Task directions —
Go through the records and give each one again exactly.

# # # # # # #

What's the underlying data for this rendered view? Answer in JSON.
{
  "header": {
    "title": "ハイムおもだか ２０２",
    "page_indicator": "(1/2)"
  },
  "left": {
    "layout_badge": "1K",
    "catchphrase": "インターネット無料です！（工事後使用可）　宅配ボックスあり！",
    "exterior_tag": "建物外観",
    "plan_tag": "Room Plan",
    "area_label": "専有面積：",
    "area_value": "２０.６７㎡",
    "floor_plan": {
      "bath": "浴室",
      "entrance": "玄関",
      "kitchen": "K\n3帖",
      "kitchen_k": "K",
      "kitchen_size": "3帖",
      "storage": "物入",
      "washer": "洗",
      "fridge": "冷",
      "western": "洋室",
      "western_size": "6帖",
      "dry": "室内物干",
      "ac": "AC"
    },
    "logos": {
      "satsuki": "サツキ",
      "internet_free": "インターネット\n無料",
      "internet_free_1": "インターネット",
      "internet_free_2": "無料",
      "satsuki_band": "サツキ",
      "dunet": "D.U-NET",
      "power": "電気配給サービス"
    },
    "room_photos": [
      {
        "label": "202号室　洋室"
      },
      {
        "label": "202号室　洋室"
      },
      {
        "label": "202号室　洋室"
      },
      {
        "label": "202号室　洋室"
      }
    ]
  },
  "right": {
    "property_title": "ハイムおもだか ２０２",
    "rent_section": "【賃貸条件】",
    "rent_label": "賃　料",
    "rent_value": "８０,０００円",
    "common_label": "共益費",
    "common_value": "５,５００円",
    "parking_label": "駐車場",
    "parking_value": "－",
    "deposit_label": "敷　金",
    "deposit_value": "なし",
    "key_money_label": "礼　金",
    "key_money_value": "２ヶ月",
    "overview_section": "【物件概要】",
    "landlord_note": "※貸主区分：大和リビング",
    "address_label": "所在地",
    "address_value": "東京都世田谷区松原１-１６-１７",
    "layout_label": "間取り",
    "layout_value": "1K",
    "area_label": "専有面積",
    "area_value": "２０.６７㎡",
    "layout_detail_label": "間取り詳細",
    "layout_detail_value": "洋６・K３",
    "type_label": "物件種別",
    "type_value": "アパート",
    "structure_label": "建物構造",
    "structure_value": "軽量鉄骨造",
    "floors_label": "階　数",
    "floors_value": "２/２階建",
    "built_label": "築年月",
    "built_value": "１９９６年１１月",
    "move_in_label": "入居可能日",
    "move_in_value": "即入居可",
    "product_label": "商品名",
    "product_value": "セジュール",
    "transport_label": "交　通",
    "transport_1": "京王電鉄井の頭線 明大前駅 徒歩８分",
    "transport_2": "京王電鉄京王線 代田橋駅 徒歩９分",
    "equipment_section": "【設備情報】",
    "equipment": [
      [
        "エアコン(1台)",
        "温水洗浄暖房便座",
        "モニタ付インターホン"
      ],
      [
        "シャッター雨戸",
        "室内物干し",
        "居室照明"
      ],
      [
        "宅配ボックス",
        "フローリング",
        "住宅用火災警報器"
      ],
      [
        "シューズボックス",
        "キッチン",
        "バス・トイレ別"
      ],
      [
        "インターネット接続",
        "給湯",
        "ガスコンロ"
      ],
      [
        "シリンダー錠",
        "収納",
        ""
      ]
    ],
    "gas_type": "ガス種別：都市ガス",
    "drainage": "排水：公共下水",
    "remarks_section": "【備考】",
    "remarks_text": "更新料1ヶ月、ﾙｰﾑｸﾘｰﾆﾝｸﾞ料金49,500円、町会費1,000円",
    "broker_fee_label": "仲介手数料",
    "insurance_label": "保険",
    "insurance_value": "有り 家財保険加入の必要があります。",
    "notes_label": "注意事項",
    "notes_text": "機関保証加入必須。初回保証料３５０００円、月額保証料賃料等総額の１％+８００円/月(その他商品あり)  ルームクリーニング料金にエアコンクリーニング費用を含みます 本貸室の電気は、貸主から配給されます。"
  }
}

# # # # # # #

Exercise output —
What's the underlying data for this rendered view? Answer in JSON.
{
  "header": {
    "title": "ハイムおもだか ２０２",
    "page_indicator": "(1/2)"
  },
  "left": {
    "layout_badge": "1K",
    "catchphrase": "インターネット無料です！（工事後使用可）　宅配ボックスあり！",
    "exterior_tag": "建物外観",
    "plan_tag": "Room Plan",
    "area_label": "専有面積：",
    "area_value": "２０.６７㎡",
    "floor_plan": {
      "bath": "浴室",
      "entrance": "玄関",
      "kitchen": "K\n3帖",
      "kitchen_k": "K",
      "kitchen_size": "3帖",
      "storage": "物入",
      "washer": "洗",
      "fridge": "冷",
      "western": "洋室",
      "western_size": "6帖",
      "dry": "室内物干",
      "ac": "AC"
    },
    "logos": {
      "satsuki": "サツキ",
      "internet_free": "インターネット\n無料",
      "internet_free_1": "インターネット",
      "internet_free_2": "無料",
      "satsuki_band": "サツキ",
      "dunet": "D.U-NET",
      "power": "電気配給サービス"
    },
    "room_photos": [
      {
        "label": "202号室　洋室"
      },
      {
        "label": "202号室　洋室"
      },
      {
        "label": "202号室　洋室"
      },
      {
        "label": "202号室　洋室"
      }
    ]
  },
  "right": {
    "property_title": "ハイムおもだか ２０２",
    "rent_section": "【賃貸条件】",
    "rent_label": "賃　料",
    "rent_value": "８０,０００円",
    "common_label": "共益費",
    "common_value": "５,５００円",
    "parking_label": "駐車場",
    "parking_value": "－",
    "deposit_label": "敷　金",
    "deposit_value": "なし",
    "key_money_label": "礼　金",
    "key_money_value": "２ヶ月",
    "overview_section": "【物件概要】",
    "landlord_note": "※貸主区分：大和リビング",
    "address_label": "所在地",
    "address_value": "東京都世田谷区松原１-１６-１７",
    "layout_label": "間取り",
    "layout_value": "1K",
    "area_label": "専有面積",
    "area_value": "２０.６７㎡",
    "layout_detail_label": "間取り詳細",
    "layout_detail_value": "洋６・K３",
    "type_label": "物件種別",
    "type_value": "アパート",
    "structure_label": "建物構造",
    "structure_value": "軽量鉄骨造",
    "floors_label": "階　数",
    "floors_value": "２/２階建",
    "built_label": "築年月",
    "built_value": "１９９６年１１月",
    "move_in_label": "入居可能日",
    "move_in_value": "即入居可",
    "product_label": "商品名",
    "product_value": "セジュール",
    "transport_label": "交　通",
    "transport_1": "京王電鉄井の頭線 明大前駅 徒歩８分",
    "transport_2": "京王電鉄京王線 代田橋駅 徒歩９分",
    "equipment_section": "【設備情報】",
    "equipment": [
      [
        "エアコン(1台)",
        "温水洗浄暖房便座",
        "モニタ付インターホン"
      ],
      [
        "シャッター雨戸",
        "室内物干し",
        "居室照明"
      ],
      [
        "宅配ボックス",
        "フローリング",
        "住宅用火災警報器"
      ],
      [
        "シューズボックス",
        "キッチン",
        "バス・トイレ別"
      ],
      [
        "インターネット接続",
        "給湯",
        "ガスコンロ"
      ],
      [
        "シリンダー錠",
        "収納",
        ""
      ]
    ],
    "gas_type": "ガス種別：都市ガス",
    "drainage": "排水：公共下水",
    "remarks_section": "【備考】",
    "remarks_text": "更新料1ヶ月、ﾙｰﾑｸﾘｰﾆﾝｸﾞ料金49,500円、町会費1,000円",
    "broker_fee_label": "仲介手数料",
    "insurance_label": "保険",
    "insurance_value": "有り 家財保険加入の必要があります。",
    "notes_label": "注意事項",
    "notes_text": "機関保証加入必須。初回保証料３５０００円、月額保証料賃料等総額の１％+８００円/月(その他商品あり)  ルームクリーニング料金にエアコンクリーニング費用を含みます 本貸室の電気は、貸主から配給されます。"
  }
}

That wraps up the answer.